### SET TASK:
Could you write out the records below exactly as they appear?
====== RECORDS
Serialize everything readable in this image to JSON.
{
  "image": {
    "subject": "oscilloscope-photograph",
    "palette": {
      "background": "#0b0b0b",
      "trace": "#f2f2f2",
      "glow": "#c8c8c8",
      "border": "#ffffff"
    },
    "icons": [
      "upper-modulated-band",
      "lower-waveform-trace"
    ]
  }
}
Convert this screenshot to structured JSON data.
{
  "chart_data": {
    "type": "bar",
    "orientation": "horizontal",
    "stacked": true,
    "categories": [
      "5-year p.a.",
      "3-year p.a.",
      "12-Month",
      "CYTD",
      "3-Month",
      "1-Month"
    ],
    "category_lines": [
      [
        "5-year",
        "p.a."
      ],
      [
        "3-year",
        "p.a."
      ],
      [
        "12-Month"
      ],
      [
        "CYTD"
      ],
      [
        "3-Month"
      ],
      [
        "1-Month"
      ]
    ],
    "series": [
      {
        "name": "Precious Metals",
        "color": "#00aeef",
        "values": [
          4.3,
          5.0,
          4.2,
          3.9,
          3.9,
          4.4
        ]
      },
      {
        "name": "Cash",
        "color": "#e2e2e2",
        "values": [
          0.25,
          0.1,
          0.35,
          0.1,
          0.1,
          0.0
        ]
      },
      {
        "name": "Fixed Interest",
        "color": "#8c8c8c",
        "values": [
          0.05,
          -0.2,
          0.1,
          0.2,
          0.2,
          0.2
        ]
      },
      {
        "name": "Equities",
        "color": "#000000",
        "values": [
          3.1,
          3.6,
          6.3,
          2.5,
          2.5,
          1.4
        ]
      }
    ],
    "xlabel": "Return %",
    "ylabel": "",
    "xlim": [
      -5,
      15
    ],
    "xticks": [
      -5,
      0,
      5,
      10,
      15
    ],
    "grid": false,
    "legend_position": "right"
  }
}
============
### CORRECT ANSWER:
Serialize everything readable in this image to JSON.
{
  "image": {
    "subject": "oscilloscope-photograph",
    "palette": {
      "background": "#0b0b0b",
      "trace": "#f2f2f2",
      "glow": "#c8c8c8",
      "border": "#ffffff"
    },
    "icons": [
      "upper-modulated-band",
      "lower-waveform-trace"
    ]
  }
}
Convert this screenshot to structured JSON data.
{
  "chart_data": {
    "type": "bar",
    "orientation": "horizontal",
    "stacked": true,
    "categories": [
      "5-year p.a.",
      "3-year p.a.",
      "12-Month",
      "CYTD",
      "3-Month",
      "1-Month"
    ],
    "category_lines": [
      [
        "5-year",
        "p.a."
      ],
      [
        "3-year",
        "p.a."
      ],
      [
        "12-Month"
      ],
      [
        "CYTD"
      ],
      [
        "3-Month"
      ],
      [
        "1-Month"
      ]
    ],
    "series": [
      {
        "name": "Precious Metals",
        "color": "#00aeef",
        "values": [
          4.3,
          5.0,
          4.2,
          3.9,
          3.9,
          4.4
        ]
      },
      {
        "name": "Cash",
        "color": "#e2e2e2",
        "values": [
          0.25,
          0.1,
          0.35,
          0.1,
          0.1,
          0.0
        ]
      },
      {
        "name": "Fixed Interest",
        "color": "#8c8c8c",
        "values": [
          0.05,
          -0.2,
          0.1,
          0.2,
          0.2,
          0.2
        ]
      },
      {
        "name": "Equities",
        "color": "#000000",
        "values": [
          3.1,
          3.6,
          6.3,
          2.5,
          2.5,
          1.4
        ]
      }
    ],
    "xlabel": "Return %",
    "ylabel": "",
    "xlim": [
      -5,
      15
    ],
    "xticks": [
      -5,
      0,
      5,
      10,
      15
    ],
    "grid": false,
    "legend_position": "right"
  }
}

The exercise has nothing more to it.